Figure record listings
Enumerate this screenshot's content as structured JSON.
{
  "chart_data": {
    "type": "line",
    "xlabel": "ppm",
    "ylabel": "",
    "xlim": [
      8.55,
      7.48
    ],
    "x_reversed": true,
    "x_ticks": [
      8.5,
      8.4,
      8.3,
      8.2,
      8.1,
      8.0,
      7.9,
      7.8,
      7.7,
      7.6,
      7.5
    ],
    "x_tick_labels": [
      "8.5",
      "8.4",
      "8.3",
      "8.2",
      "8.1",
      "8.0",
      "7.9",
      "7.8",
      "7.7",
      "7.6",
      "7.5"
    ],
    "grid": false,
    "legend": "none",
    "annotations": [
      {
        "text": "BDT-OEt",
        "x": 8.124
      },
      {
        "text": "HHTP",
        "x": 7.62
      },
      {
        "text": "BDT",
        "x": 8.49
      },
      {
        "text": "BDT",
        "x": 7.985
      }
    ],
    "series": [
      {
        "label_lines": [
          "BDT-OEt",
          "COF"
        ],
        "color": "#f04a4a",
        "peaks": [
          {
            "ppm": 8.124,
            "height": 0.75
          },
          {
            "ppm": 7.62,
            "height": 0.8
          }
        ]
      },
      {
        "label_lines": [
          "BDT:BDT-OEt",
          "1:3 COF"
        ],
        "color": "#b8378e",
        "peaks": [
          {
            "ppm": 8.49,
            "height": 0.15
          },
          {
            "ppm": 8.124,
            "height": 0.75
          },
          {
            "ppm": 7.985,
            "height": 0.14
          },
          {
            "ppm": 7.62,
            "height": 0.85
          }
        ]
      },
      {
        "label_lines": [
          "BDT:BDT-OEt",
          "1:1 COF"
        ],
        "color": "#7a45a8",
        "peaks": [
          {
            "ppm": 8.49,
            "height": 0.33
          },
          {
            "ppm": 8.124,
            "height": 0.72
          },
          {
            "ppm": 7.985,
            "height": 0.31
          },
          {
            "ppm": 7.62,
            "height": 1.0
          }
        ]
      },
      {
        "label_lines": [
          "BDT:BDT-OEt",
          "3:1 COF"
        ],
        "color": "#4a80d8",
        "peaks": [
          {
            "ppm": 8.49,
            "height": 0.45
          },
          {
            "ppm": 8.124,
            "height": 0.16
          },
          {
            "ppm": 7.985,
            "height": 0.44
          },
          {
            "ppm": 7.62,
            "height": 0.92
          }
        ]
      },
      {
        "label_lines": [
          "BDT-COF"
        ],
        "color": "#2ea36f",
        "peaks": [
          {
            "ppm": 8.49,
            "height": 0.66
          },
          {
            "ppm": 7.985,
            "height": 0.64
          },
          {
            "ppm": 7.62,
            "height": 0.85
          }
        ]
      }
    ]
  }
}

Task statement
Hand back the material above in full, exactly as written.

Result
Enumerate this screenshot's content as structured JSON.
{
  "chart_data": {
    "type": "line",
    "xlabel": "ppm",
    "ylabel": "",
    "xlim": [
      8.55,
      7.48
    ],
    "x_reversed": true,
    "x_ticks": [
      8.5,
      8.4,
      8.3,
      8.2,
      8.1,
      8.0,
      7.9,
      7.8,
      7.7,
      7.6,
      7.5
    ],
    "x_tick_labels": [
      "8.5",
      "8.4",
      "8.3",
      "8.2",
      "8.1",
      "8.0",
      "7.9",
      "7.8",
      "7.7",
      "7.6",
      "7.5"
    ],
    "grid": false,
    "legend": "none",
    "annotations": [
      {
        "text": "BDT-OEt",
        "x": 8.124
      },
      {
        "text": "HHTP",
        "x": 7.62
      },
      {
        "text": "BDT",
        "x": 8.49
      },
      {
        "text": "BDT",
        "x": 7.985
      }
    ],
    "series": [
      {
        "label_lines": [
          "BDT-OEt",
          "COF"
        ],
        "color": "#f04a4a",
        "peaks": [
          {
            "ppm": 8.124,
            "height": 0.75
          },
          {
            "ppm": 7.62,
            "height": 0.8
          }
        ]
      },
      {
        "label_lines": [
          "BDT:BDT-OEt",
          "1:3 COF"
        ],
        "color": "#b8378e",
        "peaks": [
          {
            "ppm": 8.49,
            "height": 0.15
          },
          {
            "ppm": 8.124,
            "height": 0.75
          },
          {
            "ppm": 7.985,
            "height": 0.14
          },
          {
            "ppm": 7.62,
            "height": 0.85
          }
        ]
      },
      {
        "label_lines": [
          "BDT:BDT-OEt",
          "1:1 COF"
        ],
        "color": "#7a45a8",
        "peaks": [
          {
            "ppm": 8.49,
            "height": 0.33
          },
          {
            "ppm": 8.124,
            "height": 0.72
          },
          {
            "ppm": 7.985,
            "height": 0.31
          },
          {
            "ppm": 7.62,
            "height": 1.0
          }
        ]
      },
      {
        "label_lines": [
          "BDT:BDT-OEt",
          "3:1 COF"
        ],
        "color": "#4a80d8",
        "peaks": [
          {
            "ppm": 8.49,
            "height": 0.45
          },
          {
            "ppm": 8.124,
            "height": 0.16
          },
          {
            "ppm": 7.985,
            "height": 0.44
          },
          {
            "ppm": 7.62,
            "height": 0.92
          }
        ]
      },
      {
        "label_lines": [
          "BDT-COF"
        ],
        "color": "#2ea36f",
        "peaks": [
          {
            "ppm": 8.49,
            "height": 0.66
          },
          {
            "ppm": 7.985,
            "height": 0.64
          },
          {
            "ppm": 7.62,
            "height": 0.85
          }
        ]
      }
    ]
  }
}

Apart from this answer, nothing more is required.